- Recorded data:
* Begin *
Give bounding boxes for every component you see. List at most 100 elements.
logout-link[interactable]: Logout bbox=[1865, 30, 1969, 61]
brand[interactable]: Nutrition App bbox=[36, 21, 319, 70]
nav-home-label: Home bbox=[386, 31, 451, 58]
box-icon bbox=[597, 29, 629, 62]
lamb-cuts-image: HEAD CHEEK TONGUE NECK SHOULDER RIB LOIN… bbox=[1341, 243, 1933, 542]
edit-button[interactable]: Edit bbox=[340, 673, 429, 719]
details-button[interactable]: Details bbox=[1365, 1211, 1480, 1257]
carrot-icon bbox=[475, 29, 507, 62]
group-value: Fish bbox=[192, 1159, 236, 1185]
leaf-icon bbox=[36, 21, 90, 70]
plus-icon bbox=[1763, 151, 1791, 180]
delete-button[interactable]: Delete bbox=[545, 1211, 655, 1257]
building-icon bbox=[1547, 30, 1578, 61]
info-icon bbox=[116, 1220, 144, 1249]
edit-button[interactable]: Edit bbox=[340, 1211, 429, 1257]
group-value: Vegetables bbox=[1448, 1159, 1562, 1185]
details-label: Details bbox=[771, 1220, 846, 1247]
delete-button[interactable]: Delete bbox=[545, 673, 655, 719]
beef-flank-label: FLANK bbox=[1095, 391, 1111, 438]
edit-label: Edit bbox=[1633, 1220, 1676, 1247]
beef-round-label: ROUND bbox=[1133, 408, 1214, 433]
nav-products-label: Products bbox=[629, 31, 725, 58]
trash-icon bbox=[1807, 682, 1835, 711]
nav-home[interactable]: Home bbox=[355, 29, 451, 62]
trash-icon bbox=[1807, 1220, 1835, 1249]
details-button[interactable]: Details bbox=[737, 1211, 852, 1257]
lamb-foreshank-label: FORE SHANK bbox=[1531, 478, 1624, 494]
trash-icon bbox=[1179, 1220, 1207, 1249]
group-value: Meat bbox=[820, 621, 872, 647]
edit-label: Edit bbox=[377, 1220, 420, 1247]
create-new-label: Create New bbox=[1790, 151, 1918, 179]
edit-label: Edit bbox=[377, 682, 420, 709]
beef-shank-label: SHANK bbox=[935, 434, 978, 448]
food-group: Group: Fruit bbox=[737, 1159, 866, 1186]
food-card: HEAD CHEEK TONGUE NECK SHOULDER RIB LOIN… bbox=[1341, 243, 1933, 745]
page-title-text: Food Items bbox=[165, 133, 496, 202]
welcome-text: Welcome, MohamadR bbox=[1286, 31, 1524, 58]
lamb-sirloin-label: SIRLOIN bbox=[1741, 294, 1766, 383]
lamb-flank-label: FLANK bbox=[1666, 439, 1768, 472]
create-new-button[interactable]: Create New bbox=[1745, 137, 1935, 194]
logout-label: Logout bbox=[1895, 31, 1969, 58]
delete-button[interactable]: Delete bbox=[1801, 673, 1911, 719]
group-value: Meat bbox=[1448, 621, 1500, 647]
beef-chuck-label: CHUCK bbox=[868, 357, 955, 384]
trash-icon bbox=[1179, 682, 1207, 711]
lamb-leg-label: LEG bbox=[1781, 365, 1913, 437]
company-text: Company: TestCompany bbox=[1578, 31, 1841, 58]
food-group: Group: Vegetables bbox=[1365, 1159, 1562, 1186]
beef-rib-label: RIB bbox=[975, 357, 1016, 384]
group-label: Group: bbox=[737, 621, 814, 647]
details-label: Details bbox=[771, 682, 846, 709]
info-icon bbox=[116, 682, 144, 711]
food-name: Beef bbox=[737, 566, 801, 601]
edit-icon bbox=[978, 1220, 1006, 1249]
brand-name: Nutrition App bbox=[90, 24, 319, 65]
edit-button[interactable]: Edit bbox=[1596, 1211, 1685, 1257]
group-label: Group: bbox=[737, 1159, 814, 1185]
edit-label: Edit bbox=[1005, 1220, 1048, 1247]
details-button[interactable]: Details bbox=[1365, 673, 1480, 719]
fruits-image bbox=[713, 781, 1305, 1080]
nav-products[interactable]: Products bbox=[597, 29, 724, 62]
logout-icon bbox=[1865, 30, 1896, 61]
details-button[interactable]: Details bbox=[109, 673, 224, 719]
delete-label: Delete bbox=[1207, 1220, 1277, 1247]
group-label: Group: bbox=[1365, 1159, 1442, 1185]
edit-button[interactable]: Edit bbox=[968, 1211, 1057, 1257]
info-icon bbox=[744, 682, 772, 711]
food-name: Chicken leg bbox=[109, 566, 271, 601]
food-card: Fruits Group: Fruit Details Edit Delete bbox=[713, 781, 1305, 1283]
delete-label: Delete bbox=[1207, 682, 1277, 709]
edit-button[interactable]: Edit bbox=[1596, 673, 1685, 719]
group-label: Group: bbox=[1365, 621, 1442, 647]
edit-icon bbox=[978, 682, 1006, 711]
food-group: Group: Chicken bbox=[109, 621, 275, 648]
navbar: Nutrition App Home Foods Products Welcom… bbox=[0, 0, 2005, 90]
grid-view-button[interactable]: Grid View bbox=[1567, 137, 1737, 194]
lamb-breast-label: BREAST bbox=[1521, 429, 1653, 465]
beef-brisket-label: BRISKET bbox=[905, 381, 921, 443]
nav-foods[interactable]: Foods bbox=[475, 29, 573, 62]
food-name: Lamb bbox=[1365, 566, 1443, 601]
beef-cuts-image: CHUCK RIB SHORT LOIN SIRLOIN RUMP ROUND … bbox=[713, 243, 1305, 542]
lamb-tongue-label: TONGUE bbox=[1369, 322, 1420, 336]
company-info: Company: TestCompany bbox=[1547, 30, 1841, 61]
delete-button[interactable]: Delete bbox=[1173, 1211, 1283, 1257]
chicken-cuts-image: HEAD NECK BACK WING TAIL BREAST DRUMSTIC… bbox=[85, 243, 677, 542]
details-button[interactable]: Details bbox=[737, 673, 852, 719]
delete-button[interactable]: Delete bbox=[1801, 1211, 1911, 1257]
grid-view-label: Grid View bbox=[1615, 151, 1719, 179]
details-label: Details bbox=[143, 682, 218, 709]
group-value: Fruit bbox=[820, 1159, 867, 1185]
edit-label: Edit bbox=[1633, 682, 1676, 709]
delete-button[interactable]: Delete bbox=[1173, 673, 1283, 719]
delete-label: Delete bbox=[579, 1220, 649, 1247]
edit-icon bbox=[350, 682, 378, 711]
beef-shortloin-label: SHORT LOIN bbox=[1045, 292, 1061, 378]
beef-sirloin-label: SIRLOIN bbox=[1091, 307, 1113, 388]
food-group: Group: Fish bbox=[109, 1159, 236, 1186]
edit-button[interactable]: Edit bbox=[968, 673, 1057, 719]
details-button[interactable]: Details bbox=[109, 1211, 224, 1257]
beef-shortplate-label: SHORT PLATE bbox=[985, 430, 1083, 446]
* End *
- Instructions for the task: Repeat the records above word for word.

- Task solution:
Give bounding boxes for every component you see. List at most 100 elements.
logout-link[interactable]: Logout bbox=[1865, 30, 1969, 61]
brand[interactable]: Nutrition App bbox=[36, 21, 319, 70]
nav-home-label: Home bbox=[386, 31, 451, 58]
box-icon bbox=[597, 29, 629, 62]
lamb-cuts-image: HEAD CHEEK TONGUE NECK SHOULDER RIB LOIN… bbox=[1341, 243, 1933, 542]
edit-button[interactable]: Edit bbox=[340, 673, 429, 719]
details-button[interactable]: Details bbox=[1365, 1211, 1480, 1257]
carrot-icon bbox=[475, 29, 507, 62]
group-value: Fish bbox=[192, 1159, 236, 1185]
leaf-icon bbox=[36, 21, 90, 70]
plus-icon bbox=[1763, 151, 1791, 180]
delete-button[interactable]: Delete bbox=[545, 1211, 655, 1257]
building-icon bbox=[1547, 30, 1578, 61]
info-icon bbox=[116, 1220, 144, 1249]
edit-button[interactable]: Edit bbox=[340, 1211, 429, 1257]
group-value: Vegetables bbox=[1448, 1159, 1562, 1185]
details-label: Details bbox=[771, 1220, 846, 1247]
delete-button[interactable]: Delete bbox=[545, 673, 655, 719]
beef-flank-label: FLANK bbox=[1095, 391, 1111, 438]
edit-label: Edit bbox=[1633, 1220, 1676, 1247]
beef-round-label: ROUND bbox=[1133, 408, 1214, 433]
nav-products-label: Products bbox=[629, 31, 725, 58]
trash-icon bbox=[1807, 682, 1835, 711]
nav-home[interactable]: Home bbox=[355, 29, 451, 62]
trash-icon bbox=[1807, 1220, 1835, 1249]
details-button[interactable]: Details bbox=[737, 1211, 852, 1257]
lamb-foreshank-label: FORE SHANK bbox=[1531, 478, 1624, 494]
trash-icon bbox=[1179, 1220, 1207, 1249]
group-value: Meat bbox=[820, 621, 872, 647]
edit-label: Edit bbox=[377, 1220, 420, 1247]
create-new-label: Create New bbox=[1790, 151, 1918, 179]
edit-label: Edit bbox=[377, 682, 420, 709]
beef-shank-label: SHANK bbox=[935, 434, 978, 448]
food-group: Group: Fruit bbox=[737, 1159, 866, 1186]
food-card: HEAD CHEEK TONGUE NECK SHOULDER RIB LOIN… bbox=[1341, 243, 1933, 745]
page-title-text: Food Items bbox=[165, 133, 496, 202]
welcome-text: Welcome, MohamadR bbox=[1286, 31, 1524, 58]
lamb-sirloin-label: SIRLOIN bbox=[1741, 294, 1766, 383]
lamb-flank-label: FLANK bbox=[1666, 439, 1768, 472]
create-new-button[interactable]: Create New bbox=[1745, 137, 1935, 194]
logout-label: Logout bbox=[1895, 31, 1969, 58]
delete-button[interactable]: Delete bbox=[1801, 673, 1911, 719]
group-value: Meat bbox=[1448, 621, 1500, 647]
beef-chuck-label: CHUCK bbox=[868, 357, 955, 384]
trash-icon bbox=[1179, 682, 1207, 711]
lamb-leg-label: LEG bbox=[1781, 365, 1913, 437]
company-text: Company: TestCompany bbox=[1578, 31, 1841, 58]
food-group: Group: Vegetables bbox=[1365, 1159, 1562, 1186]
beef-rib-label: RIB bbox=[975, 357, 1016, 384]
group-label: Group: bbox=[737, 621, 814, 647]
details-label: Details bbox=[771, 682, 846, 709]
info-icon bbox=[116, 682, 144, 711]
food-name: Beef bbox=[737, 566, 801, 601]
edit-icon bbox=[978, 1220, 1006, 1249]
brand-name: Nutrition App bbox=[90, 24, 319, 65]
edit-button[interactable]: Edit bbox=[1596, 1211, 1685, 1257]
group-label: Group: bbox=[737, 1159, 814, 1185]
edit-label: Edit bbox=[1005, 1220, 1048, 1247]
details-button[interactable]: Details bbox=[1365, 673, 1480, 719]
fruits-image bbox=[713, 781, 1305, 1080]
nav-products[interactable]: Products bbox=[597, 29, 724, 62]
logout-icon bbox=[1865, 30, 1896, 61]
details-button[interactable]: Details bbox=[109, 673, 224, 719]
delete-label: Delete bbox=[1207, 1220, 1277, 1247]
group-label: Group: bbox=[1365, 1159, 1442, 1185]
edit-button[interactable]: Edit bbox=[968, 1211, 1057, 1257]
info-icon bbox=[744, 682, 772, 711]
food-name: Chicken leg bbox=[109, 566, 271, 601]
food-card: Fruits Group: Fruit Details Edit Delete bbox=[713, 781, 1305, 1283]
delete-label: Delete bbox=[1207, 682, 1277, 709]
edit-button[interactable]: Edit bbox=[1596, 673, 1685, 719]
group-label: Group: bbox=[1365, 621, 1442, 647]
edit-icon bbox=[978, 682, 1006, 711]
food-group: Group: Chicken bbox=[109, 621, 275, 648]
navbar: Nutrition App Home Foods Products Welcom… bbox=[0, 0, 2005, 90]
grid-view-button[interactable]: Grid View bbox=[1567, 137, 1737, 194]
lamb-breast-label: BREAST bbox=[1521, 429, 1653, 465]
beef-brisket-label: BRISKET bbox=[905, 381, 921, 443]
nav-foods[interactable]: Foods bbox=[475, 29, 573, 62]
food-name: Lamb bbox=[1365, 566, 1443, 601]
beef-cuts-image: CHUCK RIB SHORT LOIN SIRLOIN RUMP ROUND … bbox=[713, 243, 1305, 542]
lamb-tongue-label: TONGUE bbox=[1369, 322, 1420, 336]
company-info: Company: TestCompany bbox=[1547, 30, 1841, 61]
delete-button[interactable]: Delete bbox=[1173, 1211, 1283, 1257]
chicken-cuts-image: HEAD NECK BACK WING TAIL BREAST DRUMSTIC… bbox=[85, 243, 677, 542]
details-button[interactable]: Details bbox=[737, 673, 852, 719]
delete-button[interactable]: Delete bbox=[1801, 1211, 1911, 1257]
grid-view-label: Grid View bbox=[1615, 151, 1719, 179]
details-label: Details bbox=[143, 682, 218, 709]
group-value: Fruit bbox=[820, 1159, 867, 1185]
edit-label: Edit bbox=[1633, 682, 1676, 709]
delete-button[interactable]: Delete bbox=[1173, 673, 1283, 719]
delete-label: Delete bbox=[579, 1220, 649, 1247]
edit-icon bbox=[350, 682, 378, 711]
beef-shortloin-label: SHORT LOIN bbox=[1045, 292, 1061, 378]
beef-sirloin-label: SIRLOIN bbox=[1091, 307, 1113, 388]
food-group: Group: Fish bbox=[109, 1159, 236, 1186]
edit-button[interactable]: Edit bbox=[968, 673, 1057, 719]
details-button[interactable]: Details bbox=[109, 1211, 224, 1257]
beef-shortplate-label: SHORT PLATE bbox=[985, 430, 1083, 446]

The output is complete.